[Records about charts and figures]
####################
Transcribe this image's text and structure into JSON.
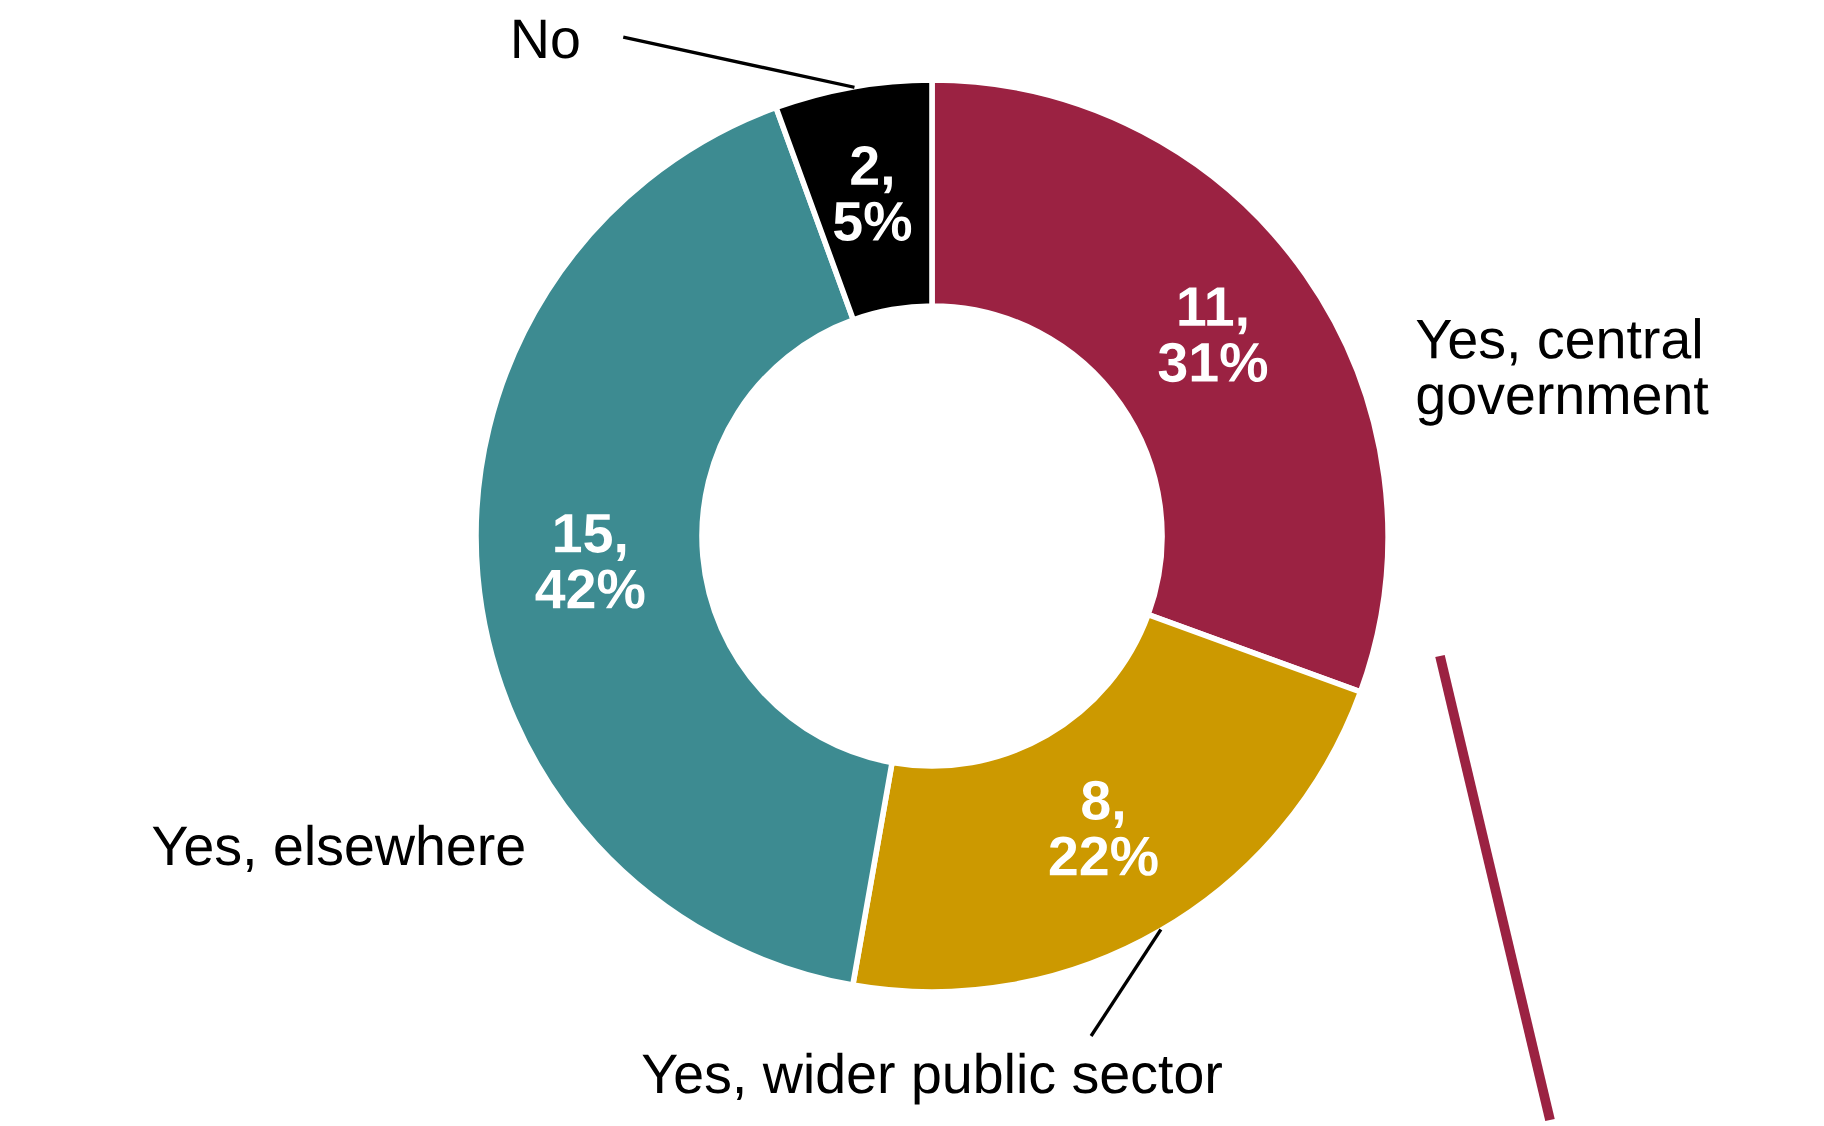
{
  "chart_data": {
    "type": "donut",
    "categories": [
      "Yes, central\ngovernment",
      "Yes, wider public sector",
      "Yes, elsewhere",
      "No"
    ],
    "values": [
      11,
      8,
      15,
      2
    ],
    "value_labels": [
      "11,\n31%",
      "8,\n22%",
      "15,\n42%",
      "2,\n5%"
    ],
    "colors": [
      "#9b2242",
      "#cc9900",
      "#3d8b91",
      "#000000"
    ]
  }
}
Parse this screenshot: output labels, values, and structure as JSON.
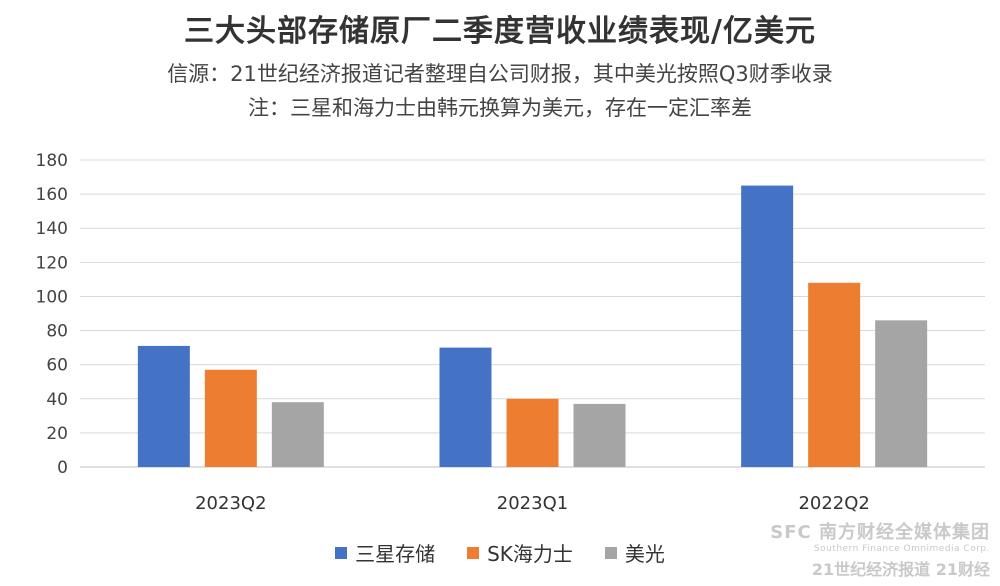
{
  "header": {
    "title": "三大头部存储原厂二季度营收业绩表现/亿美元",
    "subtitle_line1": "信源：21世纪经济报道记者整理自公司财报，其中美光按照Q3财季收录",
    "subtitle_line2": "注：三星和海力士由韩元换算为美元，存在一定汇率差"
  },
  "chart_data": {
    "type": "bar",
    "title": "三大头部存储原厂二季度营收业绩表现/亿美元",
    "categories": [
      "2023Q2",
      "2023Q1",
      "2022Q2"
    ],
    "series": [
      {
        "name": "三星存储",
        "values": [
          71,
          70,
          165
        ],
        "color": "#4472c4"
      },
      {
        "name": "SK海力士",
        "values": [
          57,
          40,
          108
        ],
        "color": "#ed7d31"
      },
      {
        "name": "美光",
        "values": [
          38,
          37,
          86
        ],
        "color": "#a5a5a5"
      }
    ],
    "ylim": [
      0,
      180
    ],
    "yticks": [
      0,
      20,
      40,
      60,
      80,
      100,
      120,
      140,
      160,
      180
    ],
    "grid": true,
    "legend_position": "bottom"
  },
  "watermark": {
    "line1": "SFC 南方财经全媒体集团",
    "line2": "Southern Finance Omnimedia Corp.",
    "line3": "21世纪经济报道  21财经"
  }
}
####################
§ Problem to work on
Quote everything in the listing above exactly; pictures are the only thing to omit.

§ Output
Transcribe this image's text and structure into JSON.
{
  "chart_data": {
    "type": "donut",
    "categories": [
      "Yes, central\ngovernment",
      "Yes, wider public sector",
      "Yes, elsewhere",
      "No"
    ],
    "values": [
      11,
      8,
      15,
      2
    ],
    "value_labels": [
      "11,\n31%",
      "8,\n22%",
      "15,\n42%",
      "2,\n5%"
    ],
    "colors": [
      "#9b2242",
      "#cc9900",
      "#3d8b91",
      "#000000"
    ]
  }
}
Parse this screenshot: output labels, values, and structure as JSON.
{
  "header": {
    "title": "三大头部存储原厂二季度营收业绩表现/亿美元",
    "subtitle_line1": "信源：21世纪经济报道记者整理自公司财报，其中美光按照Q3财季收录",
    "subtitle_line2": "注：三星和海力士由韩元换算为美元，存在一定汇率差"
  },
  "chart_data": {
    "type": "bar",
    "title": "三大头部存储原厂二季度营收业绩表现/亿美元",
    "categories": [
      "2023Q2",
      "2023Q1",
      "2022Q2"
    ],
    "series": [
      {
        "name": "三星存储",
        "values": [
          71,
          70,
          165
        ],
        "color": "#4472c4"
      },
      {
        "name": "SK海力士",
        "values": [
          57,
          40,
          108
        ],
        "color": "#ed7d31"
      },
      {
        "name": "美光",
        "values": [
          38,
          37,
          86
        ],
        "color": "#a5a5a5"
      }
    ],
    "ylim": [
      0,
      180
    ],
    "yticks": [
      0,
      20,
      40,
      60,
      80,
      100,
      120,
      140,
      160,
      180
    ],
    "grid": true,
    "legend_position": "bottom"
  },
  "watermark": {
    "line1": "SFC 南方财经全媒体集团",
    "line2": "Southern Finance Omnimedia Corp.",
    "line3": "21世纪经济报道  21财经"
  }
}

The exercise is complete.